■ Work instructions:
Carry none of the pictures over; write out the complete data exactly.

■ Listed entries:

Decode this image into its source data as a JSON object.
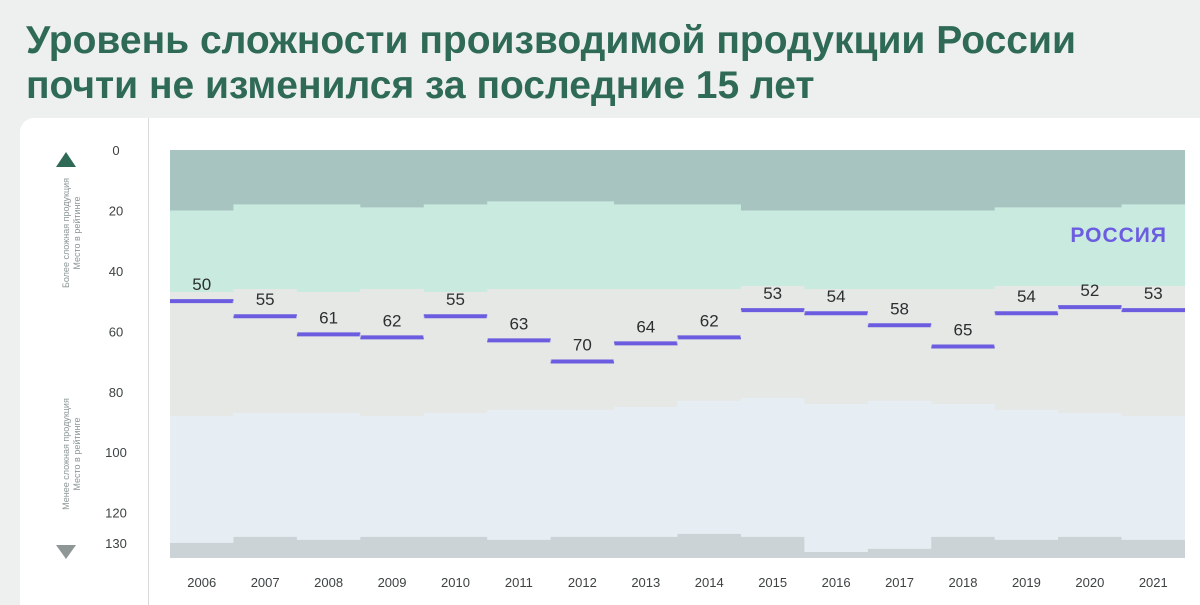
{
  "title": {
    "line1": "Уровень сложности производимой продукции России",
    "line2": "почти не изменился за последние 15 лет"
  },
  "side_labels": {
    "upper_line1": "Более сложная продукция",
    "upper_line2": "Место в рейтинге",
    "lower_line1": "Менее сложная продукция",
    "lower_line2": "Место в рейтинге"
  },
  "colors": {
    "title": "#2f6a57",
    "russia_line": "#6b5ce0",
    "russia_label": "#6b5ce0",
    "band_top": "#a7c4c0",
    "band_mint": "#c8eadf",
    "band_grey": "#e6e8e6",
    "band_light_blue": "#e6eef4",
    "band_bottom": "#ccd3d7",
    "arrow": "#2f6a57",
    "arrow_down": "#8f9696"
  },
  "chart_data": {
    "type": "line",
    "step": true,
    "x": [
      "2006",
      "2007",
      "2008",
      "2009",
      "2010",
      "2011",
      "2012",
      "2013",
      "2014",
      "2015",
      "2016",
      "2017",
      "2018",
      "2019",
      "2020",
      "2021"
    ],
    "series": [
      {
        "name": "РОССИЯ",
        "values": [
          50,
          55,
          61,
          62,
          55,
          63,
          70,
          64,
          62,
          53,
          54,
          58,
          65,
          54,
          52,
          53
        ]
      }
    ],
    "data_labels": [
      "50",
      "55",
      "61",
      "62",
      "55",
      "63",
      "70",
      "64",
      "62",
      "53",
      "54",
      "58",
      "65",
      "54",
      "52",
      "53"
    ],
    "y_axis": {
      "reversed": true,
      "ticks": [
        0,
        20,
        40,
        60,
        80,
        100,
        120,
        130
      ],
      "range": [
        0,
        135
      ]
    },
    "bands": [
      {
        "name": "top",
        "color_key": "band_top",
        "lower": [
          20,
          18,
          18,
          19,
          18,
          17,
          17,
          18,
          18,
          20,
          20,
          20,
          20,
          19,
          19,
          18
        ]
      },
      {
        "name": "mint",
        "color_key": "band_mint",
        "lower": [
          47,
          46,
          47,
          46,
          47,
          46,
          46,
          46,
          46,
          45,
          46,
          46,
          46,
          45,
          45,
          45
        ]
      },
      {
        "name": "grey",
        "color_key": "band_grey",
        "lower": [
          88,
          87,
          87,
          88,
          87,
          86,
          86,
          85,
          83,
          82,
          84,
          83,
          84,
          86,
          87,
          88
        ]
      },
      {
        "name": "light_blue",
        "color_key": "band_light_blue",
        "lower": [
          130,
          128,
          129,
          128,
          128,
          129,
          128,
          128,
          127,
          128,
          133,
          132,
          128,
          129,
          128,
          129
        ]
      }
    ],
    "grid": false
  }
}
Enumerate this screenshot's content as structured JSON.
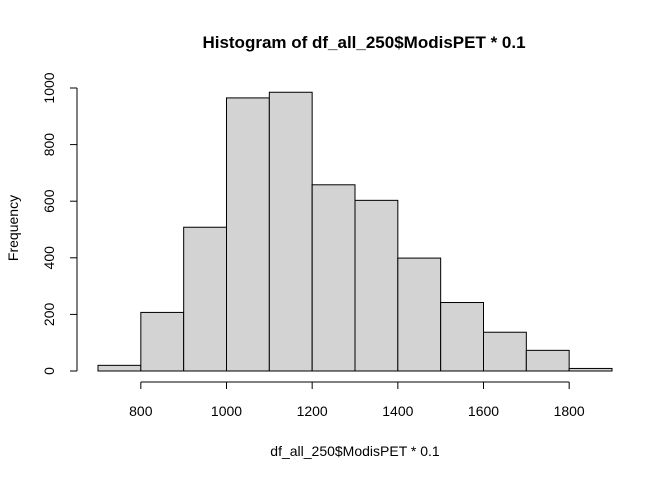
{
  "chart_data": {
    "type": "bar",
    "title": "Histogram of df_all_250$ModisPET * 0.1",
    "xlabel": "df_all_250$ModisPET * 0.1",
    "ylabel": "Frequency",
    "bins": [
      {
        "from": 700,
        "to": 800,
        "count": 20
      },
      {
        "from": 800,
        "to": 900,
        "count": 207
      },
      {
        "from": 900,
        "to": 1000,
        "count": 508
      },
      {
        "from": 1000,
        "to": 1100,
        "count": 965
      },
      {
        "from": 1100,
        "to": 1200,
        "count": 985
      },
      {
        "from": 1200,
        "to": 1300,
        "count": 658
      },
      {
        "from": 1300,
        "to": 1400,
        "count": 603
      },
      {
        "from": 1400,
        "to": 1500,
        "count": 399
      },
      {
        "from": 1500,
        "to": 1600,
        "count": 242
      },
      {
        "from": 1600,
        "to": 1700,
        "count": 137
      },
      {
        "from": 1700,
        "to": 1800,
        "count": 73
      },
      {
        "from": 1800,
        "to": 1900,
        "count": 9
      }
    ],
    "x_ticks": [
      800,
      1000,
      1200,
      1400,
      1600,
      1800
    ],
    "y_ticks": [
      0,
      200,
      400,
      600,
      800,
      1000
    ],
    "xlim": [
      700,
      1900
    ],
    "ylim": [
      0,
      1000
    ],
    "bar_color": "#d3d3d3",
    "edge_color": "#000000",
    "grid": false,
    "legend": "none"
  }
}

■ Answer to this task:
Decode this image into its source data as a JSON object.
{
  "title": {
    "line1": "Уровень сложности производимой продукции России",
    "line2": "почти не изменился за последние 15 лет"
  },
  "side_labels": {
    "upper_line1": "Более сложная продукция",
    "upper_line2": "Место в рейтинге",
    "lower_line1": "Менее сложная продукция",
    "lower_line2": "Место в рейтинге"
  },
  "colors": {
    "title": "#2f6a57",
    "russia_line": "#6b5ce0",
    "russia_label": "#6b5ce0",
    "band_top": "#a7c4c0",
    "band_mint": "#c8eadf",
    "band_grey": "#e6e8e6",
    "band_light_blue": "#e6eef4",
    "band_bottom": "#ccd3d7",
    "arrow": "#2f6a57",
    "arrow_down": "#8f9696"
  },
  "chart_data": {
    "type": "line",
    "step": true,
    "x": [
      "2006",
      "2007",
      "2008",
      "2009",
      "2010",
      "2011",
      "2012",
      "2013",
      "2014",
      "2015",
      "2016",
      "2017",
      "2018",
      "2019",
      "2020",
      "2021"
    ],
    "series": [
      {
        "name": "РОССИЯ",
        "values": [
          50,
          55,
          61,
          62,
          55,
          63,
          70,
          64,
          62,
          53,
          54,
          58,
          65,
          54,
          52,
          53
        ]
      }
    ],
    "data_labels": [
      "50",
      "55",
      "61",
      "62",
      "55",
      "63",
      "70",
      "64",
      "62",
      "53",
      "54",
      "58",
      "65",
      "54",
      "52",
      "53"
    ],
    "y_axis": {
      "reversed": true,
      "ticks": [
        0,
        20,
        40,
        60,
        80,
        100,
        120,
        130
      ],
      "range": [
        0,
        135
      ]
    },
    "bands": [
      {
        "name": "top",
        "color_key": "band_top",
        "lower": [
          20,
          18,
          18,
          19,
          18,
          17,
          17,
          18,
          18,
          20,
          20,
          20,
          20,
          19,
          19,
          18
        ]
      },
      {
        "name": "mint",
        "color_key": "band_mint",
        "lower": [
          47,
          46,
          47,
          46,
          47,
          46,
          46,
          46,
          46,
          45,
          46,
          46,
          46,
          45,
          45,
          45
        ]
      },
      {
        "name": "grey",
        "color_key": "band_grey",
        "lower": [
          88,
          87,
          87,
          88,
          87,
          86,
          86,
          85,
          83,
          82,
          84,
          83,
          84,
          86,
          87,
          88
        ]
      },
      {
        "name": "light_blue",
        "color_key": "band_light_blue",
        "lower": [
          130,
          128,
          129,
          128,
          128,
          129,
          128,
          128,
          127,
          128,
          133,
          132,
          128,
          129,
          128,
          129
        ]
      }
    ],
    "grid": false
  }
}
Enumerate this screenshot's content as structured JSON.
{
  "chart_data": {
    "type": "bar",
    "title": "Histogram of df_all_250$ModisPET * 0.1",
    "xlabel": "df_all_250$ModisPET * 0.1",
    "ylabel": "Frequency",
    "bins": [
      {
        "from": 700,
        "to": 800,
        "count": 20
      },
      {
        "from": 800,
        "to": 900,
        "count": 207
      },
      {
        "from": 900,
        "to": 1000,
        "count": 508
      },
      {
        "from": 1000,
        "to": 1100,
        "count": 965
      },
      {
        "from": 1100,
        "to": 1200,
        "count": 985
      },
      {
        "from": 1200,
        "to": 1300,
        "count": 658
      },
      {
        "from": 1300,
        "to": 1400,
        "count": 603
      },
      {
        "from": 1400,
        "to": 1500,
        "count": 399
      },
      {
        "from": 1500,
        "to": 1600,
        "count": 242
      },
      {
        "from": 1600,
        "to": 1700,
        "count": 137
      },
      {
        "from": 1700,
        "to": 1800,
        "count": 73
      },
      {
        "from": 1800,
        "to": 1900,
        "count": 9
      }
    ],
    "x_ticks": [
      800,
      1000,
      1200,
      1400,
      1600,
      1800
    ],
    "y_ticks": [
      0,
      200,
      400,
      600,
      800,
      1000
    ],
    "xlim": [
      700,
      1900
    ],
    "ylim": [
      0,
      1000
    ],
    "bar_color": "#d3d3d3",
    "edge_color": "#000000",
    "grid": false,
    "legend": "none"
  }
}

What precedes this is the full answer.